■ **What this task involves**:
Every record should be written out exactly, please.

■ **Dataset records**:
+ + +
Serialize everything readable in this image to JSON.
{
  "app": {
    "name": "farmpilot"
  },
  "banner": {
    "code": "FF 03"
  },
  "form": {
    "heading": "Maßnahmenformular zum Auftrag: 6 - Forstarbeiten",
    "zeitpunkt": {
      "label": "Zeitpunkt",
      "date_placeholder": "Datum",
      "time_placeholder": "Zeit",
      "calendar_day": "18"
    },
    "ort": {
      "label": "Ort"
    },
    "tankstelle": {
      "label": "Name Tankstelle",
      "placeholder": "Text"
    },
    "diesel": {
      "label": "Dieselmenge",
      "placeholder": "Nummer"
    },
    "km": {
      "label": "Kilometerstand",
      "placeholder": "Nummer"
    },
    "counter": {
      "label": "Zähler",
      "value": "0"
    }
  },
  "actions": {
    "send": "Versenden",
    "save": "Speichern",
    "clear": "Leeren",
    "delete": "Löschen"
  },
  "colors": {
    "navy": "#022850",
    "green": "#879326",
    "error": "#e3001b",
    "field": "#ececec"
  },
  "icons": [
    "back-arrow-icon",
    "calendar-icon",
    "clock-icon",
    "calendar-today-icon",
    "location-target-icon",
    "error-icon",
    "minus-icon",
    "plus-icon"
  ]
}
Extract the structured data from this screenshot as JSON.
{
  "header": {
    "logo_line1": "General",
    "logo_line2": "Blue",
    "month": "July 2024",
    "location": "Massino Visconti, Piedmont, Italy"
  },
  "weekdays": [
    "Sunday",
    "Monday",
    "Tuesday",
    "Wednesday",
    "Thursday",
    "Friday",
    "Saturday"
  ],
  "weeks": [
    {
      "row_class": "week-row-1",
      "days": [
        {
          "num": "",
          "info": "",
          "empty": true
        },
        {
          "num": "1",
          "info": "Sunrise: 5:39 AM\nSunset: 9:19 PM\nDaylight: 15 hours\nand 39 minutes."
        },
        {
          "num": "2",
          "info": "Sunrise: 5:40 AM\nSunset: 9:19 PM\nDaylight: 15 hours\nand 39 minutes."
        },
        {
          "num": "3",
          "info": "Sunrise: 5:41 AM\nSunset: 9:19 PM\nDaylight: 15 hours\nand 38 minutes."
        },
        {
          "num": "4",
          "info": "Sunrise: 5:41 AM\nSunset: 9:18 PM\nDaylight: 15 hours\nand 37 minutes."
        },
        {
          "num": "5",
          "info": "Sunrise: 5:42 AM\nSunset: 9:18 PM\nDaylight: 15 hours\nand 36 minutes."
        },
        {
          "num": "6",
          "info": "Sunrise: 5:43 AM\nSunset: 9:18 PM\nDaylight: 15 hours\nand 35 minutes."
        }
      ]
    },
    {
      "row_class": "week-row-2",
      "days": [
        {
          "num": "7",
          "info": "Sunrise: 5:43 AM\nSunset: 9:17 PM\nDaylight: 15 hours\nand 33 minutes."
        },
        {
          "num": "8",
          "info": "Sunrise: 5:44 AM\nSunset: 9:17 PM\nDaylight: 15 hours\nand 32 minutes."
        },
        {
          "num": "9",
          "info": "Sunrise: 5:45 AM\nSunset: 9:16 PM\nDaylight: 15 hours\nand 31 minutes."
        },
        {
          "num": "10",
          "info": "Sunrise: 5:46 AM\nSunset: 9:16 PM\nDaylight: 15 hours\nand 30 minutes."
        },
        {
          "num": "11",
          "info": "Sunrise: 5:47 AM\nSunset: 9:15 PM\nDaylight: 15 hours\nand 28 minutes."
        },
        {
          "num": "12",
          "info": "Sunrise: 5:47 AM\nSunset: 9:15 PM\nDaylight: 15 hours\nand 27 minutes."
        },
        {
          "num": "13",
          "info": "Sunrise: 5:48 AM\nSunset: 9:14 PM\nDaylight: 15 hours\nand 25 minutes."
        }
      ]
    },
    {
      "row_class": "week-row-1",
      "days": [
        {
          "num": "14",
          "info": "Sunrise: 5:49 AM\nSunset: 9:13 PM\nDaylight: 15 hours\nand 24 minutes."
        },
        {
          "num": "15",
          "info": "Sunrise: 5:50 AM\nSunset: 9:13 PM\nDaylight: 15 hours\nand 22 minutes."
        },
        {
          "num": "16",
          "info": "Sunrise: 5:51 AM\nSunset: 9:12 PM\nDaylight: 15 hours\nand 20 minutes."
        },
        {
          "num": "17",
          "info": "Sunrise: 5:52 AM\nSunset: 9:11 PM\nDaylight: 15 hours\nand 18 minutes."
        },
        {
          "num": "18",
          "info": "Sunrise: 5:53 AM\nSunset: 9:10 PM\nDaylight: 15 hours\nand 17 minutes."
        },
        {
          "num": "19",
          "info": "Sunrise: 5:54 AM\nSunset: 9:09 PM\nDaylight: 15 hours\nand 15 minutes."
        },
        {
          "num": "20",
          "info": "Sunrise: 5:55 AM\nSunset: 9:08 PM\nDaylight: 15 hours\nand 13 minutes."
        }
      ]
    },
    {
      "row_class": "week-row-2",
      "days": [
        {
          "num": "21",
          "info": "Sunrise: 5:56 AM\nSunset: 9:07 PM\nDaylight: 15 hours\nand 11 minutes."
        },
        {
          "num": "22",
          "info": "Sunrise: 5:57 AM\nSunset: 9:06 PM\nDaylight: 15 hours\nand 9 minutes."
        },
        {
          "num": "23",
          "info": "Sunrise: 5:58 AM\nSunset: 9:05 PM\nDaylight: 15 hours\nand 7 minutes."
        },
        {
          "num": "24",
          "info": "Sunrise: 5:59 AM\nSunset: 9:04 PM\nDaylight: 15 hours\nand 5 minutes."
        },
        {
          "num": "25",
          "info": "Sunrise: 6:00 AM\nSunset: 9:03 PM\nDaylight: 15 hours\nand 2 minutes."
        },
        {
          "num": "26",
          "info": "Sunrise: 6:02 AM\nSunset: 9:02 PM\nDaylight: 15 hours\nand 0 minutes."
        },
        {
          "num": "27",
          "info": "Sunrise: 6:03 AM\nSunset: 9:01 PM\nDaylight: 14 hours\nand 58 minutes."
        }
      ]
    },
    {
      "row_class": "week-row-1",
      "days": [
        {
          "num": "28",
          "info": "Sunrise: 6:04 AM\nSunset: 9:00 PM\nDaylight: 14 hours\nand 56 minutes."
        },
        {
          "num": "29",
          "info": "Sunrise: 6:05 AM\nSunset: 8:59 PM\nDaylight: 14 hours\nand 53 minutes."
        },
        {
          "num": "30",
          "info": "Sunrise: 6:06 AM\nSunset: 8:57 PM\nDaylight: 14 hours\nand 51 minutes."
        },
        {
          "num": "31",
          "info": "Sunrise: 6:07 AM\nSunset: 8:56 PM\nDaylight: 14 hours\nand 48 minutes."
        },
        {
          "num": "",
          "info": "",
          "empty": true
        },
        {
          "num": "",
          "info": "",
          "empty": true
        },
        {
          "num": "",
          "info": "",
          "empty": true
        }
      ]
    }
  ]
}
+ + +
■ **Task result**:
Serialize everything readable in this image to JSON.
{
  "app": {
    "name": "farmpilot"
  },
  "banner": {
    "code": "FF 03"
  },
  "form": {
    "heading": "Maßnahmenformular zum Auftrag: 6 - Forstarbeiten",
    "zeitpunkt": {
      "label": "Zeitpunkt",
      "date_placeholder": "Datum",
      "time_placeholder": "Zeit",
      "calendar_day": "18"
    },
    "ort": {
      "label": "Ort"
    },
    "tankstelle": {
      "label": "Name Tankstelle",
      "placeholder": "Text"
    },
    "diesel": {
      "label": "Dieselmenge",
      "placeholder": "Nummer"
    },
    "km": {
      "label": "Kilometerstand",
      "placeholder": "Nummer"
    },
    "counter": {
      "label": "Zähler",
      "value": "0"
    }
  },
  "actions": {
    "send": "Versenden",
    "save": "Speichern",
    "clear": "Leeren",
    "delete": "Löschen"
  },
  "colors": {
    "navy": "#022850",
    "green": "#879326",
    "error": "#e3001b",
    "field": "#ececec"
  },
  "icons": [
    "back-arrow-icon",
    "calendar-icon",
    "clock-icon",
    "calendar-today-icon",
    "location-target-icon",
    "error-icon",
    "minus-icon",
    "plus-icon"
  ]
}
Extract the structured data from this screenshot as JSON.
{
  "header": {
    "logo_line1": "General",
    "logo_line2": "Blue",
    "month": "July 2024",
    "location": "Massino Visconti, Piedmont, Italy"
  },
  "weekdays": [
    "Sunday",
    "Monday",
    "Tuesday",
    "Wednesday",
    "Thursday",
    "Friday",
    "Saturday"
  ],
  "weeks": [
    {
      "row_class": "week-row-1",
      "days": [
        {
          "num": "",
          "info": "",
          "empty": true
        },
        {
          "num": "1",
          "info": "Sunrise: 5:39 AM\nSunset: 9:19 PM\nDaylight: 15 hours\nand 39 minutes."
        },
        {
          "num": "2",
          "info": "Sunrise: 5:40 AM\nSunset: 9:19 PM\nDaylight: 15 hours\nand 39 minutes."
        },
        {
          "num": "3",
          "info": "Sunrise: 5:41 AM\nSunset: 9:19 PM\nDaylight: 15 hours\nand 38 minutes."
        },
        {
          "num": "4",
          "info": "Sunrise: 5:41 AM\nSunset: 9:18 PM\nDaylight: 15 hours\nand 37 minutes."
        },
        {
          "num": "5",
          "info": "Sunrise: 5:42 AM\nSunset: 9:18 PM\nDaylight: 15 hours\nand 36 minutes."
        },
        {
          "num": "6",
          "info": "Sunrise: 5:43 AM\nSunset: 9:18 PM\nDaylight: 15 hours\nand 35 minutes."
        }
      ]
    },
    {
      "row_class": "week-row-2",
      "days": [
        {
          "num": "7",
          "info": "Sunrise: 5:43 AM\nSunset: 9:17 PM\nDaylight: 15 hours\nand 33 minutes."
        },
        {
          "num": "8",
          "info": "Sunrise: 5:44 AM\nSunset: 9:17 PM\nDaylight: 15 hours\nand 32 minutes."
        },
        {
          "num": "9",
          "info": "Sunrise: 5:45 AM\nSunset: 9:16 PM\nDaylight: 15 hours\nand 31 minutes."
        },
        {
          "num": "10",
          "info": "Sunrise: 5:46 AM\nSunset: 9:16 PM\nDaylight: 15 hours\nand 30 minutes."
        },
        {
          "num": "11",
          "info": "Sunrise: 5:47 AM\nSunset: 9:15 PM\nDaylight: 15 hours\nand 28 minutes."
        },
        {
          "num": "12",
          "info": "Sunrise: 5:47 AM\nSunset: 9:15 PM\nDaylight: 15 hours\nand 27 minutes."
        },
        {
          "num": "13",
          "info": "Sunrise: 5:48 AM\nSunset: 9:14 PM\nDaylight: 15 hours\nand 25 minutes."
        }
      ]
    },
    {
      "row_class": "week-row-1",
      "days": [
        {
          "num": "14",
          "info": "Sunrise: 5:49 AM\nSunset: 9:13 PM\nDaylight: 15 hours\nand 24 minutes."
        },
        {
          "num": "15",
          "info": "Sunrise: 5:50 AM\nSunset: 9:13 PM\nDaylight: 15 hours\nand 22 minutes."
        },
        {
          "num": "16",
          "info": "Sunrise: 5:51 AM\nSunset: 9:12 PM\nDaylight: 15 hours\nand 20 minutes."
        },
        {
          "num": "17",
          "info": "Sunrise: 5:52 AM\nSunset: 9:11 PM\nDaylight: 15 hours\nand 18 minutes."
        },
        {
          "num": "18",
          "info": "Sunrise: 5:53 AM\nSunset: 9:10 PM\nDaylight: 15 hours\nand 17 minutes."
        },
        {
          "num": "19",
          "info": "Sunrise: 5:54 AM\nSunset: 9:09 PM\nDaylight: 15 hours\nand 15 minutes."
        },
        {
          "num": "20",
          "info": "Sunrise: 5:55 AM\nSunset: 9:08 PM\nDaylight: 15 hours\nand 13 minutes."
        }
      ]
    },
    {
      "row_class": "week-row-2",
      "days": [
        {
          "num": "21",
          "info": "Sunrise: 5:56 AM\nSunset: 9:07 PM\nDaylight: 15 hours\nand 11 minutes."
        },
        {
          "num": "22",
          "info": "Sunrise: 5:57 AM\nSunset: 9:06 PM\nDaylight: 15 hours\nand 9 minutes."
        },
        {
          "num": "23",
          "info": "Sunrise: 5:58 AM\nSunset: 9:05 PM\nDaylight: 15 hours\nand 7 minutes."
        },
        {
          "num": "24",
          "info": "Sunrise: 5:59 AM\nSunset: 9:04 PM\nDaylight: 15 hours\nand 5 minutes."
        },
        {
          "num": "25",
          "info": "Sunrise: 6:00 AM\nSunset: 9:03 PM\nDaylight: 15 hours\nand 2 minutes."
        },
        {
          "num": "26",
          "info": "Sunrise: 6:02 AM\nSunset: 9:02 PM\nDaylight: 15 hours\nand 0 minutes."
        },
        {
          "num": "27",
          "info": "Sunrise: 6:03 AM\nSunset: 9:01 PM\nDaylight: 14 hours\nand 58 minutes."
        }
      ]
    },
    {
      "row_class": "week-row-1",
      "days": [
        {
          "num": "28",
          "info": "Sunrise: 6:04 AM\nSunset: 9:00 PM\nDaylight: 14 hours\nand 56 minutes."
        },
        {
          "num": "29",
          "info": "Sunrise: 6:05 AM\nSunset: 8:59 PM\nDaylight: 14 hours\nand 53 minutes."
        },
        {
          "num": "30",
          "info": "Sunrise: 6:06 AM\nSunset: 8:57 PM\nDaylight: 14 hours\nand 51 minutes."
        },
        {
          "num": "31",
          "info": "Sunrise: 6:07 AM\nSunset: 8:56 PM\nDaylight: 14 hours\nand 48 minutes."
        },
        {
          "num": "",
          "info": "",
          "empty": true
        },
        {
          "num": "",
          "info": "",
          "empty": true
        },
        {
          "num": "",
          "info": "",
          "empty": true
        }
      ]
    }
  ]
}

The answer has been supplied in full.